Without the pictures, set down the records below word for word.

--- begin Supplied records ---

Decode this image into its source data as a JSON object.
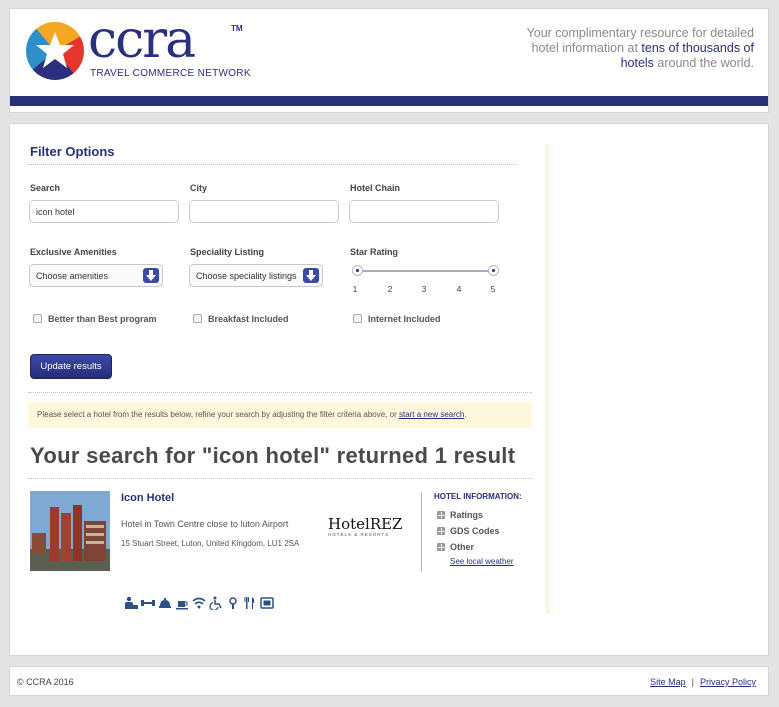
{
  "header": {
    "brand": "ccra",
    "trademark": "TM",
    "brand_subtitle": "TRAVEL COMMERCE NETWORK",
    "tagline_pre": "Your complimentary resource for detailed hotel information at ",
    "tagline_highlight": "tens of thousands of hotels",
    "tagline_post": " around the world.",
    "brand_color": "#2b2f7a"
  },
  "filters": {
    "title": "Filter Options",
    "search_label": "Search",
    "search_value": "icon hotel",
    "city_label": "City",
    "city_value": "",
    "chain_label": "Hotel Chain",
    "chain_value": "",
    "amenities_label": "Exclusive Amenities",
    "amenities_value": "Choose amenities",
    "speciality_label": "Speciality Listing",
    "speciality_value": "Choose speciality listings",
    "star_label": "Star Rating",
    "star_ticks": [
      "1",
      "2",
      "3",
      "4",
      "5"
    ],
    "star_range": [
      1,
      5
    ],
    "checkbox_1": "Better than Best program",
    "checkbox_2": "Breakfast Included",
    "checkbox_3": "Internet Included",
    "update_button": "Update results"
  },
  "notice": {
    "text": "Please select a hotel from the results below, refine your search by adjusting the filter criteria above, or ",
    "link": "start a new search",
    "end": "."
  },
  "results": {
    "heading": "Your search for \"icon hotel\" returned 1 result",
    "hotels": [
      {
        "name": "Icon Hotel",
        "description": "Hotel in Town Centre close to luton Airport",
        "address": "15 Stuart Street, Luton, United Kingdom, LU1 2SA",
        "chain_logo": "HotelREZ",
        "chain_logo_sub": "HOTELS & RESORTS",
        "info_title": "HOTEL INFORMATION:",
        "info_items": [
          "Ratings",
          "GDS Codes",
          "Other"
        ],
        "weather_link": "See local weather",
        "amenity_icons": [
          "business-centre-icon",
          "fitness-icon",
          "room-service-icon",
          "breakfast-icon",
          "wifi-icon",
          "accessible-icon",
          "meeting-icon",
          "restaurant-icon",
          "tv-icon"
        ]
      }
    ]
  },
  "footer": {
    "copyright": "© CCRA 2016",
    "site_map": "Site Map",
    "separator": "|",
    "privacy": "Privacy Policy"
  }
}
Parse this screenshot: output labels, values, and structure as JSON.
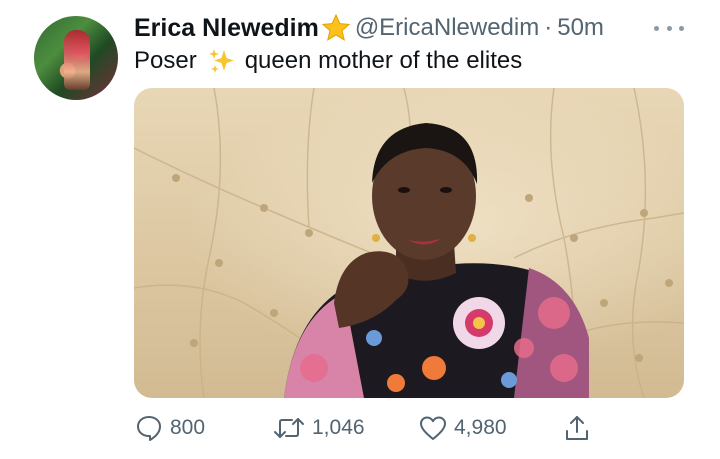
{
  "tweet": {
    "author": {
      "display_name": "Erica Nlewedim",
      "verified_emoji": "star",
      "handle": "@EricaNlewedim",
      "separator": "·",
      "time": "50m"
    },
    "text": {
      "before": "Poser",
      "emoji": "sparkles",
      "after": "queen mother of the elites"
    },
    "media": {
      "subject": "woman in floral dress seated before a cream tufted headboard",
      "colors": {
        "headboard": "#dcc7a1",
        "dress": "#e0a7c0",
        "skin": "#5a3a2a"
      }
    },
    "actions": {
      "reply_count": "800",
      "retweet_count": "1,046",
      "like_count": "4,980"
    },
    "colors": {
      "text": "#0f1419",
      "secondary": "#536471"
    }
  }
}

--- end Supplied records ---

### Exercise solution:
Decode this image into its source data as a JSON object.
{
  "header": {
    "brand": "ccra",
    "trademark": "TM",
    "brand_subtitle": "TRAVEL COMMERCE NETWORK",
    "tagline_pre": "Your complimentary resource for detailed hotel information at ",
    "tagline_highlight": "tens of thousands of hotels",
    "tagline_post": " around the world.",
    "brand_color": "#2b2f7a"
  },
  "filters": {
    "title": "Filter Options",
    "search_label": "Search",
    "search_value": "icon hotel",
    "city_label": "City",
    "city_value": "",
    "chain_label": "Hotel Chain",
    "chain_value": "",
    "amenities_label": "Exclusive Amenities",
    "amenities_value": "Choose amenities",
    "speciality_label": "Speciality Listing",
    "speciality_value": "Choose speciality listings",
    "star_label": "Star Rating",
    "star_ticks": [
      "1",
      "2",
      "3",
      "4",
      "5"
    ],
    "star_range": [
      1,
      5
    ],
    "checkbox_1": "Better than Best program",
    "checkbox_2": "Breakfast Included",
    "checkbox_3": "Internet Included",
    "update_button": "Update results"
  },
  "notice": {
    "text": "Please select a hotel from the results below, refine your search by adjusting the filter criteria above, or ",
    "link": "start a new search",
    "end": "."
  },
  "results": {
    "heading": "Your search for \"icon hotel\" returned 1 result",
    "hotels": [
      {
        "name": "Icon Hotel",
        "description": "Hotel in Town Centre close to luton Airport",
        "address": "15 Stuart Street, Luton, United Kingdom, LU1 2SA",
        "chain_logo": "HotelREZ",
        "chain_logo_sub": "HOTELS & RESORTS",
        "info_title": "HOTEL INFORMATION:",
        "info_items": [
          "Ratings",
          "GDS Codes",
          "Other"
        ],
        "weather_link": "See local weather",
        "amenity_icons": [
          "business-centre-icon",
          "fitness-icon",
          "room-service-icon",
          "breakfast-icon",
          "wifi-icon",
          "accessible-icon",
          "meeting-icon",
          "restaurant-icon",
          "tv-icon"
        ]
      }
    ]
  },
  "footer": {
    "copyright": "© CCRA 2016",
    "site_map": "Site Map",
    "separator": "|",
    "privacy": "Privacy Policy"
  }
}
Parse this screenshot: output labels, values, and structure as JSON.
{
  "tweet": {
    "author": {
      "display_name": "Erica Nlewedim",
      "verified_emoji": "star",
      "handle": "@EricaNlewedim",
      "separator": "·",
      "time": "50m"
    },
    "text": {
      "before": "Poser",
      "emoji": "sparkles",
      "after": "queen mother of the elites"
    },
    "media": {
      "subject": "woman in floral dress seated before a cream tufted headboard",
      "colors": {
        "headboard": "#dcc7a1",
        "dress": "#e0a7c0",
        "skin": "#5a3a2a"
      }
    },
    "actions": {
      "reply_count": "800",
      "retweet_count": "1,046",
      "like_count": "4,980"
    },
    "colors": {
      "text": "#0f1419",
      "secondary": "#536471"
    }
  }
}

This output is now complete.